■ Stored data:
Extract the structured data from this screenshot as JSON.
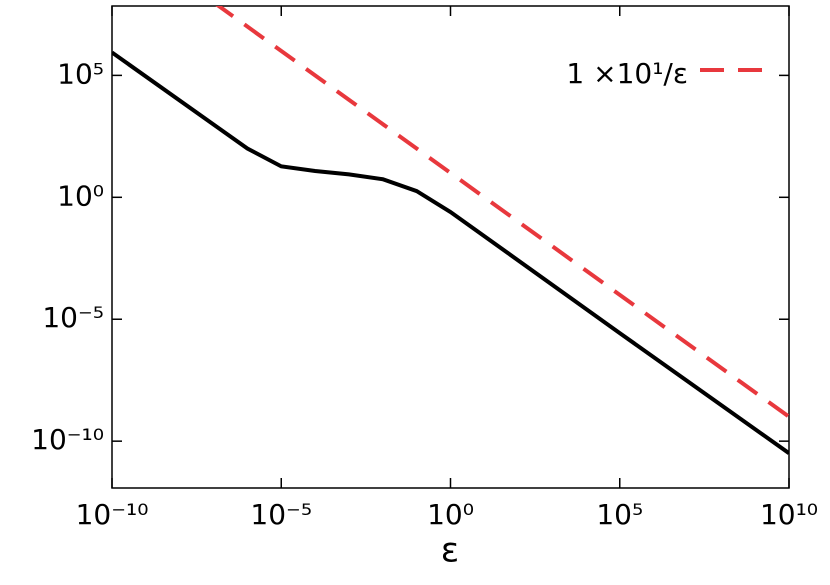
{
  "chart_data": {
    "type": "line",
    "xlabel": "ε",
    "xscale": "log",
    "yscale": "log",
    "xlim": [
      1e-10,
      10000000000.0
    ],
    "ylim": [
      1.2e-12,
      70000000.0
    ],
    "xticks": [
      {
        "value": 1e-10,
        "label": "10⁻¹⁰"
      },
      {
        "value": 1e-05,
        "label": "10⁻⁵"
      },
      {
        "value": 1,
        "label": "10⁰"
      },
      {
        "value": 100000.0,
        "label": "10⁵"
      },
      {
        "value": 10000000000.0,
        "label": "10¹⁰"
      }
    ],
    "yticks": [
      {
        "value": 1e-10,
        "label": "10⁻¹⁰"
      },
      {
        "value": 1e-05,
        "label": "10⁻⁵"
      },
      {
        "value": 1,
        "label": "10⁰"
      },
      {
        "value": 100000.0,
        "label": "10⁵"
      }
    ],
    "legend": "upper right",
    "series": [
      {
        "color": "#000000",
        "dash": false,
        "x": [
          1e-10,
          1e-06,
          1e-05,
          0.0001,
          0.001,
          0.01,
          0.1,
          1,
          100000.0,
          10000000000.0
        ],
        "values": [
          870000,
          100,
          18.6,
          12,
          8.7,
          5.5,
          1.8,
          0.25,
          2.7e-06,
          3.2e-11
        ]
      },
      {
        "name": "1 ×10¹/ε",
        "color": "#e8383d",
        "dash": true,
        "x": [
          1e-07,
          10000000000.0
        ],
        "values": [
          100000000.0,
          1e-09
        ]
      }
    ]
  }
}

■ Directions: Your copy should hold every record word for word and none of the pictures.

■ Answer to the exercise:
Extract the structured data from this screenshot as JSON.
{
  "chart_data": {
    "type": "line",
    "xlabel": "ε",
    "xscale": "log",
    "yscale": "log",
    "xlim": [
      1e-10,
      10000000000.0
    ],
    "ylim": [
      1.2e-12,
      70000000.0
    ],
    "xticks": [
      {
        "value": 1e-10,
        "label": "10⁻¹⁰"
      },
      {
        "value": 1e-05,
        "label": "10⁻⁵"
      },
      {
        "value": 1,
        "label": "10⁰"
      },
      {
        "value": 100000.0,
        "label": "10⁵"
      },
      {
        "value": 10000000000.0,
        "label": "10¹⁰"
      }
    ],
    "yticks": [
      {
        "value": 1e-10,
        "label": "10⁻¹⁰"
      },
      {
        "value": 1e-05,
        "label": "10⁻⁵"
      },
      {
        "value": 1,
        "label": "10⁰"
      },
      {
        "value": 100000.0,
        "label": "10⁵"
      }
    ],
    "legend": "upper right",
    "series": [
      {
        "color": "#000000",
        "dash": false,
        "x": [
          1e-10,
          1e-06,
          1e-05,
          0.0001,
          0.001,
          0.01,
          0.1,
          1,
          100000.0,
          10000000000.0
        ],
        "values": [
          870000,
          100,
          18.6,
          12,
          8.7,
          5.5,
          1.8,
          0.25,
          2.7e-06,
          3.2e-11
        ]
      },
      {
        "name": "1 ×10¹/ε",
        "color": "#e8383d",
        "dash": true,
        "x": [
          1e-07,
          10000000000.0
        ],
        "values": [
          100000000.0,
          1e-09
        ]
      }
    ]
  }
}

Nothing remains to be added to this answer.